• _EXERCISE DESCRIPTION_: Of the lines in the listing below, how many hold "price"? Answer with the number only.

• _EXTRACTED MATERIAL_:
- - - - - - -
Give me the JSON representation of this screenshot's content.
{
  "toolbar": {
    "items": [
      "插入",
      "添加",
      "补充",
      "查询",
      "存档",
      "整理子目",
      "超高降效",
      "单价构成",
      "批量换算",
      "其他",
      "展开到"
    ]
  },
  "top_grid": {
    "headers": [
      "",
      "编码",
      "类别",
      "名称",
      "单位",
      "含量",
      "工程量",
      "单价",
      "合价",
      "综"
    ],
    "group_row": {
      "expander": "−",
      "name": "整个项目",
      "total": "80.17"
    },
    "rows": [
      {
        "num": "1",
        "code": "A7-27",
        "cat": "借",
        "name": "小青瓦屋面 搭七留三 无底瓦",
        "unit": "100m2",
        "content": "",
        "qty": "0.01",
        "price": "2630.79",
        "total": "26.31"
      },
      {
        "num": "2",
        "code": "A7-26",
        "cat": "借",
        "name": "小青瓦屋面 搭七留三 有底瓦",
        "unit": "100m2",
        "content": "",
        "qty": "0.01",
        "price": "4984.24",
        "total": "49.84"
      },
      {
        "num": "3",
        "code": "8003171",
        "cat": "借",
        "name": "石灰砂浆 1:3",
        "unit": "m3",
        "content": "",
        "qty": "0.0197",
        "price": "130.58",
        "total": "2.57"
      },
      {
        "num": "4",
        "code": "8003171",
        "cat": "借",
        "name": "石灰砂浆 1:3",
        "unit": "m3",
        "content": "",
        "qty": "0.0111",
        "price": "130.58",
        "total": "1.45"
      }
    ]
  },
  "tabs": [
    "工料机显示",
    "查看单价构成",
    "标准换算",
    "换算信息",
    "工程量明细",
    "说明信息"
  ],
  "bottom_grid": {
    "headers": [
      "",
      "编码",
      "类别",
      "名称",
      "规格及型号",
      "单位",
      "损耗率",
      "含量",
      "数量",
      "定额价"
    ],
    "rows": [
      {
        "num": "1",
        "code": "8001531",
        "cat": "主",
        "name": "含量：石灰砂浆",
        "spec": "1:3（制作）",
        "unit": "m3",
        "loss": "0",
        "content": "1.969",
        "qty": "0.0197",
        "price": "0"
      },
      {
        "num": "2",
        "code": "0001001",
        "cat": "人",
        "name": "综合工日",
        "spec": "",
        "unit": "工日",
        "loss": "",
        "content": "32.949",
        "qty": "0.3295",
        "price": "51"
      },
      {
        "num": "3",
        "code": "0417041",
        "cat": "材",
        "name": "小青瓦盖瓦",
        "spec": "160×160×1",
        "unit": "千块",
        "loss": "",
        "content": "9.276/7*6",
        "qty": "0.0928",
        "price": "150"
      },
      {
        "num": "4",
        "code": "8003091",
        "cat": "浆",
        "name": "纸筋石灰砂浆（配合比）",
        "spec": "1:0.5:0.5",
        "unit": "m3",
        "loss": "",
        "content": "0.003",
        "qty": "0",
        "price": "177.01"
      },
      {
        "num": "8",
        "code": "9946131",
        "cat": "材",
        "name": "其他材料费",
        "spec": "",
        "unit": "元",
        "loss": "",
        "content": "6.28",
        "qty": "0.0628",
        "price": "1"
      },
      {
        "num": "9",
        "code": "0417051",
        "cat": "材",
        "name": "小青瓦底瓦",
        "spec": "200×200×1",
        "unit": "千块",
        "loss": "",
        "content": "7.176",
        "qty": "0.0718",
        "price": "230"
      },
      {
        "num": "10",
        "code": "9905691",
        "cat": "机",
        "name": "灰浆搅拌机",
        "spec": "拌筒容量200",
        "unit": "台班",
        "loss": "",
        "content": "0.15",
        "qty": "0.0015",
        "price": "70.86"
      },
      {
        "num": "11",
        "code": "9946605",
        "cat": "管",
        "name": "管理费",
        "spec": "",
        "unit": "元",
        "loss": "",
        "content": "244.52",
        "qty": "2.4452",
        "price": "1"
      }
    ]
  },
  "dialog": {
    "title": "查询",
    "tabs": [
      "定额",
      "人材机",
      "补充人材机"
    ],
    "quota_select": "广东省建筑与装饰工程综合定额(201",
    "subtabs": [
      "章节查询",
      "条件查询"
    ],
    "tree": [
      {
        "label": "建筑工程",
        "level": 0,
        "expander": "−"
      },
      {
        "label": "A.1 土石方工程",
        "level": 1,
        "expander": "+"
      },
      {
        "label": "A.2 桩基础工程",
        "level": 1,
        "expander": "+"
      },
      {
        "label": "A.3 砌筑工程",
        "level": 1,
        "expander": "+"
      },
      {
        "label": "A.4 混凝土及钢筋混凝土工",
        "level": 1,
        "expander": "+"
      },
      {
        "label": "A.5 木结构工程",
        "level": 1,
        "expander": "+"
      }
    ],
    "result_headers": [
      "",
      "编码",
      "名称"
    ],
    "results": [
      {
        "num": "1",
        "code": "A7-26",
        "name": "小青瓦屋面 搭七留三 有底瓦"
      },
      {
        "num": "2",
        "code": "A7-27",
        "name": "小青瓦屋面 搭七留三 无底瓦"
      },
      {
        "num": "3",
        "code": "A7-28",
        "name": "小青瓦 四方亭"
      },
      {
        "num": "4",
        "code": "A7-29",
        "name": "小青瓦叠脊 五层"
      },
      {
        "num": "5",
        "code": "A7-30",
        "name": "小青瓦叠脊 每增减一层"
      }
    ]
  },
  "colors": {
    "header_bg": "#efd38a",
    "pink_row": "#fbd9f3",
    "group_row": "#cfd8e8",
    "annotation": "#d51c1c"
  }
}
- - - - - - -
• _REPLY_: 12